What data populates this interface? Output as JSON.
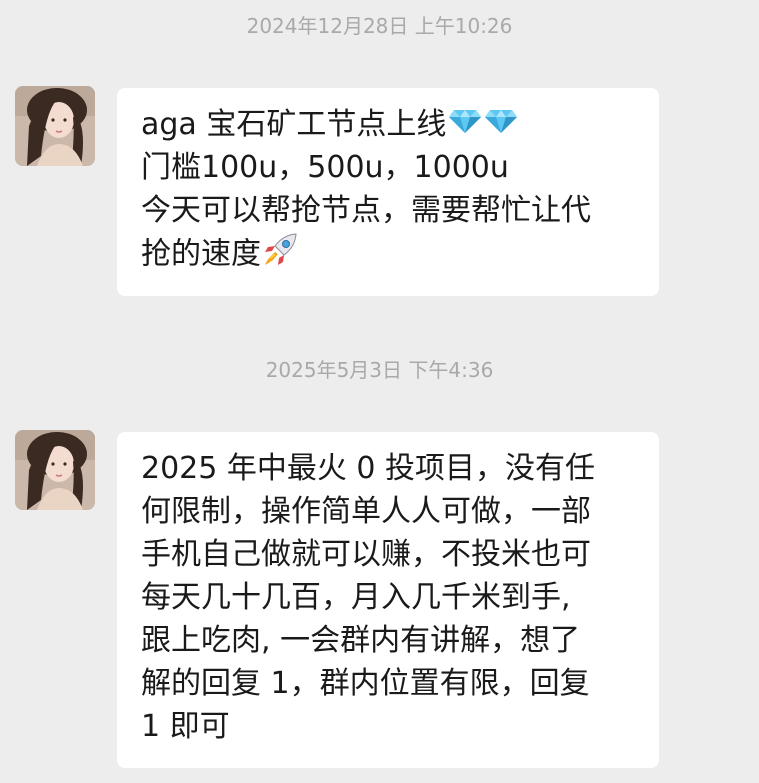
{
  "chat": {
    "messages": [
      {
        "timestamp": "2024年12月28日 上午10:26",
        "lines": [
          "aga 宝石矿工节点上线",
          "门槛100u，500u，1000u",
          "今天可以帮抢节点，需要帮忙让代",
          "抢的速度"
        ],
        "line1_icons": [
          "gem-icon",
          "gem-icon"
        ],
        "line4_icon": "rocket-icon"
      },
      {
        "timestamp": "2025年5月3日 下午4:36",
        "lines": [
          "2025 年中最火 0 投项目，没有任",
          "何限制，操作简单人人可做，一部",
          "手机自己做就可以赚，不投米也可",
          "每天几十几百，月入几千米到手,",
          "跟上吃肉, 一会群内有讲解，想了",
          "解的回复 1，群内位置有限，回复",
          "1 即可"
        ]
      }
    ]
  },
  "colors": {
    "background": "#ededed",
    "bubble": "#ffffff",
    "timestamp": "#a9a9a9",
    "text": "#1a1a1a"
  }
}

▸ EXERCISE
Using the material above, retype each entry exactly and omit the pictures.

▸ IN RESPONSE
What data populates this interface? Output as JSON.
{
  "chat": {
    "messages": [
      {
        "timestamp": "2024年12月28日 上午10:26",
        "lines": [
          "aga 宝石矿工节点上线",
          "门槛100u，500u，1000u",
          "今天可以帮抢节点，需要帮忙让代",
          "抢的速度"
        ],
        "line1_icons": [
          "gem-icon",
          "gem-icon"
        ],
        "line4_icon": "rocket-icon"
      },
      {
        "timestamp": "2025年5月3日 下午4:36",
        "lines": [
          "2025 年中最火 0 投项目，没有任",
          "何限制，操作简单人人可做，一部",
          "手机自己做就可以赚，不投米也可",
          "每天几十几百，月入几千米到手,",
          "跟上吃肉, 一会群内有讲解，想了",
          "解的回复 1，群内位置有限，回复",
          "1 即可"
        ]
      }
    ]
  },
  "colors": {
    "background": "#ededed",
    "bubble": "#ffffff",
    "timestamp": "#a9a9a9",
    "text": "#1a1a1a"
  }
}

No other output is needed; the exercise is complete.